Chart and figure data
▼▼▼
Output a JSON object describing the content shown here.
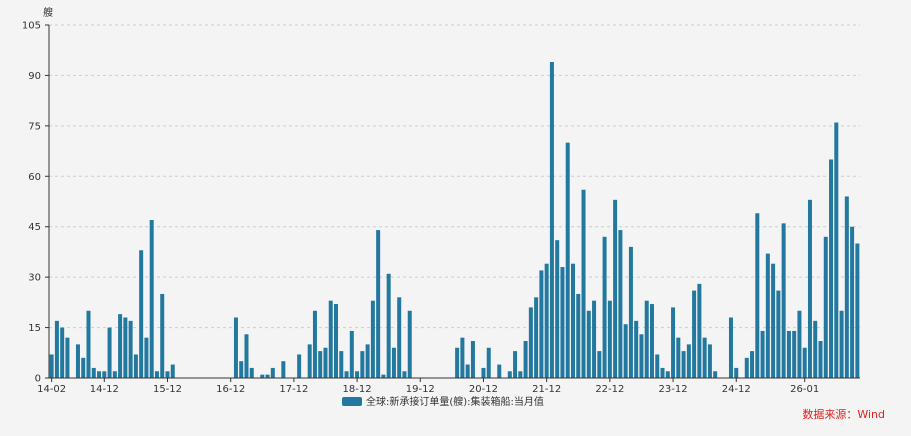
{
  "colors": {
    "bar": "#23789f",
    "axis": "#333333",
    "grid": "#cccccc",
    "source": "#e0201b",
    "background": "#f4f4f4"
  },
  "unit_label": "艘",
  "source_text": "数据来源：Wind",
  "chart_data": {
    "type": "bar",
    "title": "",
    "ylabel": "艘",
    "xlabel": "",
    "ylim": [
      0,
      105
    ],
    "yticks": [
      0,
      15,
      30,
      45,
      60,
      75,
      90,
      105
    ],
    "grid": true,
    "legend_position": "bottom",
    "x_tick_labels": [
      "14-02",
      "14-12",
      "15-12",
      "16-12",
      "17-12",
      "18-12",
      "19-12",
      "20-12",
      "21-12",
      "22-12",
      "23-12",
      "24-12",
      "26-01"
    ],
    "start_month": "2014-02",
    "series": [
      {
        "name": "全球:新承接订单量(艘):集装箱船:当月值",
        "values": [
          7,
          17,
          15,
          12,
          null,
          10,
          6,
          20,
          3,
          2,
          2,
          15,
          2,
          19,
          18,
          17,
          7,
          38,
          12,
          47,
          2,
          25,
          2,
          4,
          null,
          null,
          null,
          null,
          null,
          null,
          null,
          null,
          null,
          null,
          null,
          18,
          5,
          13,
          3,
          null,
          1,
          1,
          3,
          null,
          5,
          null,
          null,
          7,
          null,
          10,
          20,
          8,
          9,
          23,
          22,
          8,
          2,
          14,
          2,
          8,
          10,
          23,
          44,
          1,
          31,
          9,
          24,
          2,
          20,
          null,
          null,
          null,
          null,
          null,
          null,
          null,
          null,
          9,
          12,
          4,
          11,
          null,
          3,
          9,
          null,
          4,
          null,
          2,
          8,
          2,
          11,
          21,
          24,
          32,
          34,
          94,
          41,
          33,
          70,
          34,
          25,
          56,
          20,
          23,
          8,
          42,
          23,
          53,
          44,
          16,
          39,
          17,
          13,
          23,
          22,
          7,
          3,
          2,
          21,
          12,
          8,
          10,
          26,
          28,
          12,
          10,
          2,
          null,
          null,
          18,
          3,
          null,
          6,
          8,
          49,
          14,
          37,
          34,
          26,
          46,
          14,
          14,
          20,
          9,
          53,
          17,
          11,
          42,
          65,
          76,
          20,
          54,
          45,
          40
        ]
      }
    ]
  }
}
▲▲▲
§ **Task brief**: Every record above should be transcribed exactly; the pictures stay out of the copy.

§ **Exercise solution**:
Output a JSON object describing the content shown here.
{
  "colors": {
    "bar": "#23789f",
    "axis": "#333333",
    "grid": "#cccccc",
    "source": "#e0201b",
    "background": "#f4f4f4"
  },
  "unit_label": "艘",
  "source_text": "数据来源：Wind",
  "chart_data": {
    "type": "bar",
    "title": "",
    "ylabel": "艘",
    "xlabel": "",
    "ylim": [
      0,
      105
    ],
    "yticks": [
      0,
      15,
      30,
      45,
      60,
      75,
      90,
      105
    ],
    "grid": true,
    "legend_position": "bottom",
    "x_tick_labels": [
      "14-02",
      "14-12",
      "15-12",
      "16-12",
      "17-12",
      "18-12",
      "19-12",
      "20-12",
      "21-12",
      "22-12",
      "23-12",
      "24-12",
      "26-01"
    ],
    "start_month": "2014-02",
    "series": [
      {
        "name": "全球:新承接订单量(艘):集装箱船:当月值",
        "values": [
          7,
          17,
          15,
          12,
          null,
          10,
          6,
          20,
          3,
          2,
          2,
          15,
          2,
          19,
          18,
          17,
          7,
          38,
          12,
          47,
          2,
          25,
          2,
          4,
          null,
          null,
          null,
          null,
          null,
          null,
          null,
          null,
          null,
          null,
          null,
          18,
          5,
          13,
          3,
          null,
          1,
          1,
          3,
          null,
          5,
          null,
          null,
          7,
          null,
          10,
          20,
          8,
          9,
          23,
          22,
          8,
          2,
          14,
          2,
          8,
          10,
          23,
          44,
          1,
          31,
          9,
          24,
          2,
          20,
          null,
          null,
          null,
          null,
          null,
          null,
          null,
          null,
          9,
          12,
          4,
          11,
          null,
          3,
          9,
          null,
          4,
          null,
          2,
          8,
          2,
          11,
          21,
          24,
          32,
          34,
          94,
          41,
          33,
          70,
          34,
          25,
          56,
          20,
          23,
          8,
          42,
          23,
          53,
          44,
          16,
          39,
          17,
          13,
          23,
          22,
          7,
          3,
          2,
          21,
          12,
          8,
          10,
          26,
          28,
          12,
          10,
          2,
          null,
          null,
          18,
          3,
          null,
          6,
          8,
          49,
          14,
          37,
          34,
          26,
          46,
          14,
          14,
          20,
          9,
          53,
          17,
          11,
          42,
          65,
          76,
          20,
          54,
          45,
          40
        ]
      }
    ]
  }
}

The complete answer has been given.